• **YOUR INSTRUCTIONS**: The entries below are to be repeated exactly as they stand.

• **RECORDED DATA**:
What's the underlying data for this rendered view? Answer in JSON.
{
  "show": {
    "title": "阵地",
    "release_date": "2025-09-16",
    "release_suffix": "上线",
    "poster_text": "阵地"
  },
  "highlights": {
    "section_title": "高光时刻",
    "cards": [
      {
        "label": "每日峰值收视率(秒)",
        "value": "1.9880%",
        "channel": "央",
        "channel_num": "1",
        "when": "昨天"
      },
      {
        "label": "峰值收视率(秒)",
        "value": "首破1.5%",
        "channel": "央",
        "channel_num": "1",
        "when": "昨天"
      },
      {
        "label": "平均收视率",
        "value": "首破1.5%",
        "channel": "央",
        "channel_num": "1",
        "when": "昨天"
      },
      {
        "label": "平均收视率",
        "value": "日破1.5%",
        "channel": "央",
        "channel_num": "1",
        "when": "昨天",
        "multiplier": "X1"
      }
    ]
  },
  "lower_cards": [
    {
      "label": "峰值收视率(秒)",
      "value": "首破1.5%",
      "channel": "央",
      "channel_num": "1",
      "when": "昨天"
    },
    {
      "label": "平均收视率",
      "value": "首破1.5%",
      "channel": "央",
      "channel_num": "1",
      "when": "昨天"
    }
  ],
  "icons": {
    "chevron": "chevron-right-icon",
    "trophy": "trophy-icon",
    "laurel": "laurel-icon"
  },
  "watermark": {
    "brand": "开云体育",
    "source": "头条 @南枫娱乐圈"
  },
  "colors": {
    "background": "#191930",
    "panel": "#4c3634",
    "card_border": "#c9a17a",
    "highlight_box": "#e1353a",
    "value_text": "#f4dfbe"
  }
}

• **THE RESULT**:
What's the underlying data for this rendered view? Answer in JSON.
{
  "show": {
    "title": "阵地",
    "release_date": "2025-09-16",
    "release_suffix": "上线",
    "poster_text": "阵地"
  },
  "highlights": {
    "section_title": "高光时刻",
    "cards": [
      {
        "label": "每日峰值收视率(秒)",
        "value": "1.9880%",
        "channel": "央",
        "channel_num": "1",
        "when": "昨天"
      },
      {
        "label": "峰值收视率(秒)",
        "value": "首破1.5%",
        "channel": "央",
        "channel_num": "1",
        "when": "昨天"
      },
      {
        "label": "平均收视率",
        "value": "首破1.5%",
        "channel": "央",
        "channel_num": "1",
        "when": "昨天"
      },
      {
        "label": "平均收视率",
        "value": "日破1.5%",
        "channel": "央",
        "channel_num": "1",
        "when": "昨天",
        "multiplier": "X1"
      }
    ]
  },
  "lower_cards": [
    {
      "label": "峰值收视率(秒)",
      "value": "首破1.5%",
      "channel": "央",
      "channel_num": "1",
      "when": "昨天"
    },
    {
      "label": "平均收视率",
      "value": "首破1.5%",
      "channel": "央",
      "channel_num": "1",
      "when": "昨天"
    }
  ],
  "icons": {
    "chevron": "chevron-right-icon",
    "trophy": "trophy-icon",
    "laurel": "laurel-icon"
  },
  "watermark": {
    "brand": "开云体育",
    "source": "头条 @南枫娱乐圈"
  },
  "colors": {
    "background": "#191930",
    "panel": "#4c3634",
    "card_border": "#c9a17a",
    "highlight_box": "#e1353a",
    "value_text": "#f4dfbe"
  }
}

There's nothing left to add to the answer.